-- Start The records --

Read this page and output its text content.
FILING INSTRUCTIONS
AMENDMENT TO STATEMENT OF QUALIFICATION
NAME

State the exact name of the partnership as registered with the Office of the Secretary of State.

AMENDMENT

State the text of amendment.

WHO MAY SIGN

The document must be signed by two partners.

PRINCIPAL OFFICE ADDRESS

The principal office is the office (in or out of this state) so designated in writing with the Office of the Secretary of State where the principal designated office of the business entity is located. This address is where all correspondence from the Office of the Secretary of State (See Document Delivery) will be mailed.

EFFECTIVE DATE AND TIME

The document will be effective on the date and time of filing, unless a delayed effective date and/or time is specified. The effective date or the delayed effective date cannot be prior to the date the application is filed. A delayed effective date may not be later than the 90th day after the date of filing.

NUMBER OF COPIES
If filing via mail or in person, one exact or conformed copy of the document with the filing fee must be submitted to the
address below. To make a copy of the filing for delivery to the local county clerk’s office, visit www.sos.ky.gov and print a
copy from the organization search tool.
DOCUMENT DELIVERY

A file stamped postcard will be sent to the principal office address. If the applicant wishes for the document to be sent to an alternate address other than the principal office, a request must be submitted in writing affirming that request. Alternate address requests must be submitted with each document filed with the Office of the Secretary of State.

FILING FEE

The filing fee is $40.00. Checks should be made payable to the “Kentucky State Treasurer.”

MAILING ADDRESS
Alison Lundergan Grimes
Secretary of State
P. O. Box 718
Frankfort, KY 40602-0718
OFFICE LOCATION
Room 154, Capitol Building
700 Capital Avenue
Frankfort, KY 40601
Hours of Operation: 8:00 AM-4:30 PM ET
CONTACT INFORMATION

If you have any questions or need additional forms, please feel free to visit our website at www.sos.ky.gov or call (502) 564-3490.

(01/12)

-- End The records --
-- Start The records --

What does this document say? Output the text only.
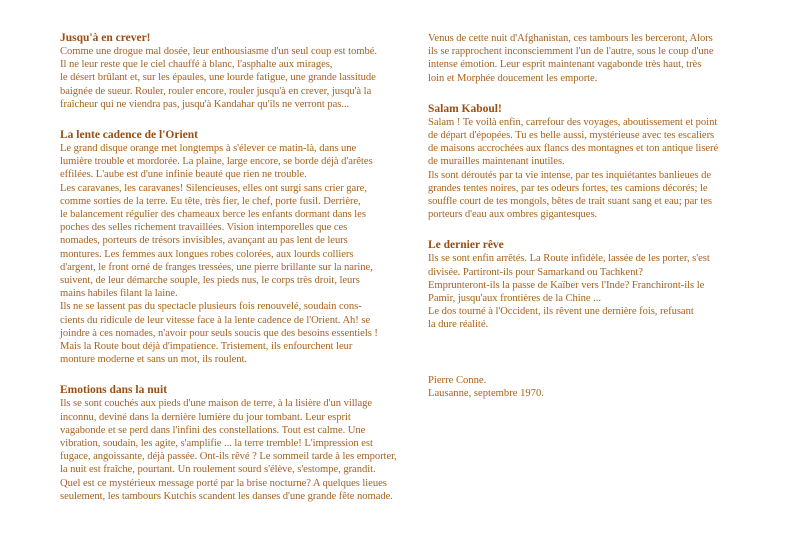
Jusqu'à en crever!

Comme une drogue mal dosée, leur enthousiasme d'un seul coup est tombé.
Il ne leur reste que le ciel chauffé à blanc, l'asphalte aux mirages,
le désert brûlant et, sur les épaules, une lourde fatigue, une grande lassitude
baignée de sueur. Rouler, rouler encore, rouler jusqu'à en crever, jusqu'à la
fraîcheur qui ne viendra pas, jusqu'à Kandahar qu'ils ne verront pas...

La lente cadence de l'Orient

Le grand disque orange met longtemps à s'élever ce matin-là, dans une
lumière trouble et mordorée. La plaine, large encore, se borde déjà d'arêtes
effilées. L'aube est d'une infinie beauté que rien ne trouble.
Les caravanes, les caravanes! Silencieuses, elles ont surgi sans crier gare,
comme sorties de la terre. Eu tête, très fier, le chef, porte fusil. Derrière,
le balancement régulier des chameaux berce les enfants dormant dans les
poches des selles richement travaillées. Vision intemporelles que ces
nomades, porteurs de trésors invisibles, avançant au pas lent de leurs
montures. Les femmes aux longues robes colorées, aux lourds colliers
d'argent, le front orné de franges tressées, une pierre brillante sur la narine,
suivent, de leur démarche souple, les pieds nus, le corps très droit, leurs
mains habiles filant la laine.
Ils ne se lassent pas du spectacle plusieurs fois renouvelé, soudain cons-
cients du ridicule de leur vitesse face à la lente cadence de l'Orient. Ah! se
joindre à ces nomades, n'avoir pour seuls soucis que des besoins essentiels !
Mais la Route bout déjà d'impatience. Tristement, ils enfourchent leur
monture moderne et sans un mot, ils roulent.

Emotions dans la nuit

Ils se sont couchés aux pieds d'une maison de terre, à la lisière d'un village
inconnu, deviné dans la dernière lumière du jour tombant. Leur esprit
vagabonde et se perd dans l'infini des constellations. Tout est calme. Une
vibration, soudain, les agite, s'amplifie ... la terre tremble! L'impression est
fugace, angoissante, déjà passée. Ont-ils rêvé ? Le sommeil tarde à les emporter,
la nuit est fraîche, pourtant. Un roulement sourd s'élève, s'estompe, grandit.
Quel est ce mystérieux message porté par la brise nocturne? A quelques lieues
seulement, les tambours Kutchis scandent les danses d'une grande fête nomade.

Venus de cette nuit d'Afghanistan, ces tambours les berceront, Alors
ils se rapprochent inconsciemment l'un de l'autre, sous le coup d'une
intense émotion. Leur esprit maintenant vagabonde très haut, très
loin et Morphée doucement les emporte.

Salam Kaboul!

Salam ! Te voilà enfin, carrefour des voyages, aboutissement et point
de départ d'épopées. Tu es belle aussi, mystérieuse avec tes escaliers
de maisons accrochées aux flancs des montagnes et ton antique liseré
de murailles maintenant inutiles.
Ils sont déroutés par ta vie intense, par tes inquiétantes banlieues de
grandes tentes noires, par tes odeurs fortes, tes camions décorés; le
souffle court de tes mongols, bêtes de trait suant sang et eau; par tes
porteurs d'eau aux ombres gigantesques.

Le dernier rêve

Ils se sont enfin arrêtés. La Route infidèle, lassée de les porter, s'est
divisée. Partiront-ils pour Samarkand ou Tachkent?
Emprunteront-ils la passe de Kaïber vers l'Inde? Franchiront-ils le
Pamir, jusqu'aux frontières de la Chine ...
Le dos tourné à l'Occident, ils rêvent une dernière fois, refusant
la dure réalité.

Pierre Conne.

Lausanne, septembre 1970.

-- End The records --
-- Start The records --

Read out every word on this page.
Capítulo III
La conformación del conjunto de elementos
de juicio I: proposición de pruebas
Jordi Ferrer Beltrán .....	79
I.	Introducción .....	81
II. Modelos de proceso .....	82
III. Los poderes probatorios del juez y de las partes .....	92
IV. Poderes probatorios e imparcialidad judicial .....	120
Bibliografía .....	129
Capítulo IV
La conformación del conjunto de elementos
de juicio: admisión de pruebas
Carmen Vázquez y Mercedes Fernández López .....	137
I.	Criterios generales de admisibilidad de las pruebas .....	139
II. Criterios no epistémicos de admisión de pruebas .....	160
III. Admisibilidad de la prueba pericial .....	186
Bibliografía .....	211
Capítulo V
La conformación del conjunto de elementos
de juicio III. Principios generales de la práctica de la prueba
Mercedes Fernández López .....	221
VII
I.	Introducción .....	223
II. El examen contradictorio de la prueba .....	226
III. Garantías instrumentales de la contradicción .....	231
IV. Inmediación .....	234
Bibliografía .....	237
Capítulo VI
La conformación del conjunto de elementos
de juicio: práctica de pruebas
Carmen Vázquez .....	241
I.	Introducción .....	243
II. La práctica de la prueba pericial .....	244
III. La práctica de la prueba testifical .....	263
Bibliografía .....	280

-- End The records --

Show the lines of the records that include the string "Frankfort".

Frankfort, KY 40602-0718
Frankfort, KY 40601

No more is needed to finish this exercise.